Pick out every line with the word "四川成都武侯区双楠公司" and copy it.

----

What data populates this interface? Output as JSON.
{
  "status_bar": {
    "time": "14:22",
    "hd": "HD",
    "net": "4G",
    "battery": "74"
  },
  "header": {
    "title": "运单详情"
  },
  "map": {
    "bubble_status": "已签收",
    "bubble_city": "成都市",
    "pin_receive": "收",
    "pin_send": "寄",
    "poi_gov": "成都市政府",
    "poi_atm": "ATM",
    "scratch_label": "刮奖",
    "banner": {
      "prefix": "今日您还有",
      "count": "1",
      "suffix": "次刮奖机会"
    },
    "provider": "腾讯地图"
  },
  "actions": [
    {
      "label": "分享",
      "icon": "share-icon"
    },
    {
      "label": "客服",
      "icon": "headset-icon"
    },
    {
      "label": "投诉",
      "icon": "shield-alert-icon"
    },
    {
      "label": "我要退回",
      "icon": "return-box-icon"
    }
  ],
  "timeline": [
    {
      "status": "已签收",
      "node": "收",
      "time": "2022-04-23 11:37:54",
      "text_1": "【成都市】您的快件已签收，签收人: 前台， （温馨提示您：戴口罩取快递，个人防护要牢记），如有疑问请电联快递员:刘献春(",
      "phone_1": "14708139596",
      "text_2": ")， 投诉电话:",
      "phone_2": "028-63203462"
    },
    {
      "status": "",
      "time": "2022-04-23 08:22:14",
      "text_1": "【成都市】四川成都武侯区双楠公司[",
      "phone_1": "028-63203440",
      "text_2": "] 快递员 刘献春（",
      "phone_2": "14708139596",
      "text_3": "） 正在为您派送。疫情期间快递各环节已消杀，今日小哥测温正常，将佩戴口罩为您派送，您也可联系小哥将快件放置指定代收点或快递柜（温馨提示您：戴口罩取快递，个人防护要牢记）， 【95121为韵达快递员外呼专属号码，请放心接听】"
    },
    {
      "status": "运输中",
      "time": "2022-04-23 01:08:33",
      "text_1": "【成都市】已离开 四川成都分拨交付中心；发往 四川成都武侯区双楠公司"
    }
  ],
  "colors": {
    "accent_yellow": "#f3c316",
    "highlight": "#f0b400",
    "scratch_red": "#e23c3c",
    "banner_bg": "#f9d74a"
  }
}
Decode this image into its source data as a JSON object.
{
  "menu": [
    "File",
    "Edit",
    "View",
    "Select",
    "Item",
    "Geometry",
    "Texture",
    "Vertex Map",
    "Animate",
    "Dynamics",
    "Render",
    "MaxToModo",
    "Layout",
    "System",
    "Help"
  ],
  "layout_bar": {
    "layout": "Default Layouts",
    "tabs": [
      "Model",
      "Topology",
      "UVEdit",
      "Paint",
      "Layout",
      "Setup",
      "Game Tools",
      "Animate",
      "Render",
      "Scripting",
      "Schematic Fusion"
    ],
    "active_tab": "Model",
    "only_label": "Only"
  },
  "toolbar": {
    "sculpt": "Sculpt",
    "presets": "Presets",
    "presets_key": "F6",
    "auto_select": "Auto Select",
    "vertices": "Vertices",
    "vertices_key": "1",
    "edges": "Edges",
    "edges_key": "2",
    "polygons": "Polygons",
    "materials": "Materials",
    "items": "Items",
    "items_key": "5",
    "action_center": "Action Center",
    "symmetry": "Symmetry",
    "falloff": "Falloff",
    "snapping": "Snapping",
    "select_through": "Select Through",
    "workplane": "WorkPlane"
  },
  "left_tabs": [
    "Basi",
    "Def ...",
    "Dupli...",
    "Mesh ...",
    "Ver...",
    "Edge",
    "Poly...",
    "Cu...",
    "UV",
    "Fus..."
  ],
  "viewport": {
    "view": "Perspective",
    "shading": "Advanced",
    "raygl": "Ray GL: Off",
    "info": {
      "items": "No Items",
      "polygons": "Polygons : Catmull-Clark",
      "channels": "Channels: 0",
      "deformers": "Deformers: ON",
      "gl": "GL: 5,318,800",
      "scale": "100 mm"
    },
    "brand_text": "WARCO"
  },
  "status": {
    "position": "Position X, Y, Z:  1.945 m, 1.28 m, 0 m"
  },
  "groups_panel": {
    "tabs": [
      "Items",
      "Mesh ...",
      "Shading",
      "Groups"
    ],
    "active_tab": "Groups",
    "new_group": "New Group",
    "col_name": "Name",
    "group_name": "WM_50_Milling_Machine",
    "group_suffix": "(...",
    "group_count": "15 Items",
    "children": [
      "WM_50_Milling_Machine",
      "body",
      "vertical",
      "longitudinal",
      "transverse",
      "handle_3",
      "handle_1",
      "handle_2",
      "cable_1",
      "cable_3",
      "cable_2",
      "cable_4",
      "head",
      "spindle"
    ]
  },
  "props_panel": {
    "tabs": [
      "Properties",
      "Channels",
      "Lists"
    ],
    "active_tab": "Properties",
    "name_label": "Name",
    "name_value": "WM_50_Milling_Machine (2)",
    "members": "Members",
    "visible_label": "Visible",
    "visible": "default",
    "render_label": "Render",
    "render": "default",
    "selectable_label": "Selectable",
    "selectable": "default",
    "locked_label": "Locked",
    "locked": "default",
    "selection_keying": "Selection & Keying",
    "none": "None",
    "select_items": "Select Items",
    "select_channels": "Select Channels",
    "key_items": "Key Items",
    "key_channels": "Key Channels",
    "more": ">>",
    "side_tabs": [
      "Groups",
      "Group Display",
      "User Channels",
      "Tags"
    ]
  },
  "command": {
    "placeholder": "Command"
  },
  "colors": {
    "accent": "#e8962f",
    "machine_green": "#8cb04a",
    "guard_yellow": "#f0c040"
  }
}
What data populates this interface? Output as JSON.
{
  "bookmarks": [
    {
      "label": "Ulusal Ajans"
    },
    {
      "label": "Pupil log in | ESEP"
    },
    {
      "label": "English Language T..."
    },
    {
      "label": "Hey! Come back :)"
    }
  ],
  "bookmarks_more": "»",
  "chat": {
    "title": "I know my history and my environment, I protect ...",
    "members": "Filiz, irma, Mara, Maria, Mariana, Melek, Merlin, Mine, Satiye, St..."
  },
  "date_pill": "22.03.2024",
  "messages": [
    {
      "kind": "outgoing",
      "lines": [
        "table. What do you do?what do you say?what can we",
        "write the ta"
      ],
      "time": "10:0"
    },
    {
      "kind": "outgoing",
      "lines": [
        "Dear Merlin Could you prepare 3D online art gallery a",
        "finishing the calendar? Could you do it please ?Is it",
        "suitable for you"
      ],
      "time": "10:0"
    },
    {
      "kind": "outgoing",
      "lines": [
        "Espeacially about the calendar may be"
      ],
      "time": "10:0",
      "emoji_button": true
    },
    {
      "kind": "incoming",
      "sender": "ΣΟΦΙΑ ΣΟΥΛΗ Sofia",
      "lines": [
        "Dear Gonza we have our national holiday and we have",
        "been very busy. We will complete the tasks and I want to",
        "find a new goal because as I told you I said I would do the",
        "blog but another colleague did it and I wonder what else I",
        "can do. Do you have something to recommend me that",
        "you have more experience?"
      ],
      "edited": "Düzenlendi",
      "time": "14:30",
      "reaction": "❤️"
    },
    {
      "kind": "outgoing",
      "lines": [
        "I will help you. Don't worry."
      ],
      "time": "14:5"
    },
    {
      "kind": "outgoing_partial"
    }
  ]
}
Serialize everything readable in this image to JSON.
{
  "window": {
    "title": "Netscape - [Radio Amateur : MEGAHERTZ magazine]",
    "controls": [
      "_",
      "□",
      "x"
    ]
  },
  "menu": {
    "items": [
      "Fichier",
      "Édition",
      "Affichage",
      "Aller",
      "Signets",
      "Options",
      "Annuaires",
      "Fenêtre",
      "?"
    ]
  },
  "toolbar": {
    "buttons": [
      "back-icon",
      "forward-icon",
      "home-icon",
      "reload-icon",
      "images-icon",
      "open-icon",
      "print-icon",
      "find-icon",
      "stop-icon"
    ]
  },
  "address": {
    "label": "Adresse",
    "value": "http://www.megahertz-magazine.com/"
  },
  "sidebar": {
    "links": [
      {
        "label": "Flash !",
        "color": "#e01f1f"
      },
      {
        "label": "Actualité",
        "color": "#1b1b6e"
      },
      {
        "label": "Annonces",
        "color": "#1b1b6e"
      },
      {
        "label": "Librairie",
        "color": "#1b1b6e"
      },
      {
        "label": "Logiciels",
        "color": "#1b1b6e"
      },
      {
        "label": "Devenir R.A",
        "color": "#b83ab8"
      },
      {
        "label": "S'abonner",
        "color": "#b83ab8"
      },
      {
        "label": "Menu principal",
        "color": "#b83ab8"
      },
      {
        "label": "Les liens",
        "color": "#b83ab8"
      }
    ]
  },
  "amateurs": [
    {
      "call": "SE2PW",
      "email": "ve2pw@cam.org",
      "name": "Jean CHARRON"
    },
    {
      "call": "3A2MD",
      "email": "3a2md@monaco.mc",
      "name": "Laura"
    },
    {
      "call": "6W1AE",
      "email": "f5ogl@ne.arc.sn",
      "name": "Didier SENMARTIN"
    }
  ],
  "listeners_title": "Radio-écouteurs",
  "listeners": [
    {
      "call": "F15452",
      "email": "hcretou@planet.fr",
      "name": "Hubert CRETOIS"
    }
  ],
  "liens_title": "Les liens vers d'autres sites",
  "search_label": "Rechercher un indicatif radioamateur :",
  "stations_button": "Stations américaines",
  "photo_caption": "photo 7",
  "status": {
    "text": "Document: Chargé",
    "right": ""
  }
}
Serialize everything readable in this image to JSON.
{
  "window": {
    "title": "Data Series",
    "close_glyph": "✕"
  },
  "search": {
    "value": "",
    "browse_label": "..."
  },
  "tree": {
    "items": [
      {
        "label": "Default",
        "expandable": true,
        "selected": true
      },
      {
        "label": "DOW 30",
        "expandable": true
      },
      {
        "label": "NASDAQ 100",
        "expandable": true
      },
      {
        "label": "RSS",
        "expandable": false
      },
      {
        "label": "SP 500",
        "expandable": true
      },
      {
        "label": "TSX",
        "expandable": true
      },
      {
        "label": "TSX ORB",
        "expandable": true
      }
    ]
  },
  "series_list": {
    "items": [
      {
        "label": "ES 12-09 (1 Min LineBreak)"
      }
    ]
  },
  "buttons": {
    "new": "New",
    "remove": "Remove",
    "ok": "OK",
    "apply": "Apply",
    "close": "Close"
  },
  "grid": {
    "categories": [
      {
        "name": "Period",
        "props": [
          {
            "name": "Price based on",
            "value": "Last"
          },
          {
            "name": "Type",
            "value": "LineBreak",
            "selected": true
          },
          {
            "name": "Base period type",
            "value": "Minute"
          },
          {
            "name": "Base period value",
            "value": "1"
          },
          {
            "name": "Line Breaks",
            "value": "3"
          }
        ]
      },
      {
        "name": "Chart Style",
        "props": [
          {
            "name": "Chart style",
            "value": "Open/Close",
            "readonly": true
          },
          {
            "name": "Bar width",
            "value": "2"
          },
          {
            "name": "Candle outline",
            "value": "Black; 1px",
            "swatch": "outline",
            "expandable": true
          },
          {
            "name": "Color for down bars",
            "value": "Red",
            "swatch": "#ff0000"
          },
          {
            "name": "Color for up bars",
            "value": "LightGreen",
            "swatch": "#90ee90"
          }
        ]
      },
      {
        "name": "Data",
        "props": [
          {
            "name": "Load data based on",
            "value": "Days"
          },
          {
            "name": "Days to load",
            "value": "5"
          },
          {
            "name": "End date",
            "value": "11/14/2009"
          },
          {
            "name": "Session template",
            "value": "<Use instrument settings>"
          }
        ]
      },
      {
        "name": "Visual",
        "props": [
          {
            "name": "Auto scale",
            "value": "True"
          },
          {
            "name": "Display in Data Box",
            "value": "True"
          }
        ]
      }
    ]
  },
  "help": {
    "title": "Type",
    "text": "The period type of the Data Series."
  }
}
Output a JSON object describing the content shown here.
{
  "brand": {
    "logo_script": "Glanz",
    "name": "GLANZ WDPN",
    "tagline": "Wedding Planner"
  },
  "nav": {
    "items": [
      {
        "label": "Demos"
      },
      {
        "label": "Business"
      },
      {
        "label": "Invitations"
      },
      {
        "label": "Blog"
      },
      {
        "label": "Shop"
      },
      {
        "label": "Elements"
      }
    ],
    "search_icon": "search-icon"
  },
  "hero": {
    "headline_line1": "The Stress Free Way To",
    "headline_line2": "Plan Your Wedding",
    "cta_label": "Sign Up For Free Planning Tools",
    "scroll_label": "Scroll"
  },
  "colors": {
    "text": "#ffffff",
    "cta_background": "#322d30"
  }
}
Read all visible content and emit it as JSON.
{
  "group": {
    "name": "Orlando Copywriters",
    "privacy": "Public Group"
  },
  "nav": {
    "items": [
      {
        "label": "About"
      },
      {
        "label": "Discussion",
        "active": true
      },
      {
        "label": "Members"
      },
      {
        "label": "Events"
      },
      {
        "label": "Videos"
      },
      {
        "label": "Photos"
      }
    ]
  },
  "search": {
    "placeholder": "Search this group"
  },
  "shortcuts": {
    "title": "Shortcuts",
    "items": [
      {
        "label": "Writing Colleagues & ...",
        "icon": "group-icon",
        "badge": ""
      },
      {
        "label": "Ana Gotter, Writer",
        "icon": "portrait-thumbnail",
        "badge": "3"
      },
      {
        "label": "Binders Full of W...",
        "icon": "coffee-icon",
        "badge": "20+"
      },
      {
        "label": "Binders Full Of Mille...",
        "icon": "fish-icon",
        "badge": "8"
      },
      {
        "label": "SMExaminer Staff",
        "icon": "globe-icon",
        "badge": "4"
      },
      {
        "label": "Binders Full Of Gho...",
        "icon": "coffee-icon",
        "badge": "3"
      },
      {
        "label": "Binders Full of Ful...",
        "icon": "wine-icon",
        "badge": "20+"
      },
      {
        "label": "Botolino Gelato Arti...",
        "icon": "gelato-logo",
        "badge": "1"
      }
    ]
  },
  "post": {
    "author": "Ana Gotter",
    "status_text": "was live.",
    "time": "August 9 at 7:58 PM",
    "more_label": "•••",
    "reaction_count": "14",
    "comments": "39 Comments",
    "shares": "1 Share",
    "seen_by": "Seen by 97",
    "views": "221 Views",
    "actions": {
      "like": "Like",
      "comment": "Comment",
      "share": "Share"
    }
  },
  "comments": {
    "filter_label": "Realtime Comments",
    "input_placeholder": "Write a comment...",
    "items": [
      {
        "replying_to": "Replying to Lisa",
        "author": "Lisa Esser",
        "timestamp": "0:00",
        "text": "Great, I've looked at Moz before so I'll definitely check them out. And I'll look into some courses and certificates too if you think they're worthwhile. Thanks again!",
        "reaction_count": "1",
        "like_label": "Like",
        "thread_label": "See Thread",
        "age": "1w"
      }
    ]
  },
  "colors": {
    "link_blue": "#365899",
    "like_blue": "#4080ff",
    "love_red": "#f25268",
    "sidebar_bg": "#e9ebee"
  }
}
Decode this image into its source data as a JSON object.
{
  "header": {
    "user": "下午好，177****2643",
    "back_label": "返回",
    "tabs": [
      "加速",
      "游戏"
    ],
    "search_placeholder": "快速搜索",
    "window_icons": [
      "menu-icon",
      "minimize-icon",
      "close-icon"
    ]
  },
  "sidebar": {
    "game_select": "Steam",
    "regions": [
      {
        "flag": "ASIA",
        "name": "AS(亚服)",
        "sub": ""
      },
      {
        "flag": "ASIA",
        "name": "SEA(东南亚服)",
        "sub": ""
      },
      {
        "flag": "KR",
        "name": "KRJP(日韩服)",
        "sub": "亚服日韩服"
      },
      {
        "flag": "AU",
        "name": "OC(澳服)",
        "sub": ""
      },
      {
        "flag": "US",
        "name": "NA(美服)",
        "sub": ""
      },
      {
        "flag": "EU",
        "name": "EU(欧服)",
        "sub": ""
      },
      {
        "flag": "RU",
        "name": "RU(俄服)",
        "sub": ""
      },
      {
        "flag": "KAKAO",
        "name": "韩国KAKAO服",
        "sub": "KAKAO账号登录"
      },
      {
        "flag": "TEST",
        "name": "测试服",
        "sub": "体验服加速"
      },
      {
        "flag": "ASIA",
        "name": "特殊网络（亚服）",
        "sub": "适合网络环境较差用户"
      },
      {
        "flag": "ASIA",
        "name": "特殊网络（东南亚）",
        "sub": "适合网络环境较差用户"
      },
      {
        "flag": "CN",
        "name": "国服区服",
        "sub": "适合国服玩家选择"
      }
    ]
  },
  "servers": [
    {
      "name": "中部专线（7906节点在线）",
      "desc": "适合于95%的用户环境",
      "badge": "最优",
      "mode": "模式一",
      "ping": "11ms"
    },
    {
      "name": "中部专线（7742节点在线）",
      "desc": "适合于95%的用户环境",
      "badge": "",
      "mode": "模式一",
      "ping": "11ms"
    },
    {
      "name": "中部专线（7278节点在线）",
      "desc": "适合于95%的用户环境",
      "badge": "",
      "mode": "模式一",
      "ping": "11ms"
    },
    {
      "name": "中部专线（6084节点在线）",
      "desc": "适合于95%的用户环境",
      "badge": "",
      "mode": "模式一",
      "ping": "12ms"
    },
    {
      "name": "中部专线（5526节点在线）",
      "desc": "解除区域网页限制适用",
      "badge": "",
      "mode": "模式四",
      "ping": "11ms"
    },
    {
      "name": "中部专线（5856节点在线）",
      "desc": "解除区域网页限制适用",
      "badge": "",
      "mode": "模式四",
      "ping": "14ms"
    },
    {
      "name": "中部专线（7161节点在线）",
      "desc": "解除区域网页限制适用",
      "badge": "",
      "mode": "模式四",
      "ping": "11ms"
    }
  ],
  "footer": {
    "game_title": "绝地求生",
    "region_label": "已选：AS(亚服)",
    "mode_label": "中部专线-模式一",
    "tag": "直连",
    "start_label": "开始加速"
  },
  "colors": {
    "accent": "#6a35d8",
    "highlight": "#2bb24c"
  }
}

----

* [Exercise result]:
      "text_1": "【成都市】四川成都武侯区双楠公司[",
      "text_1": "【成都市】已离开 四川成都分拨交付中心；发往 四川成都武侯区双楠公司"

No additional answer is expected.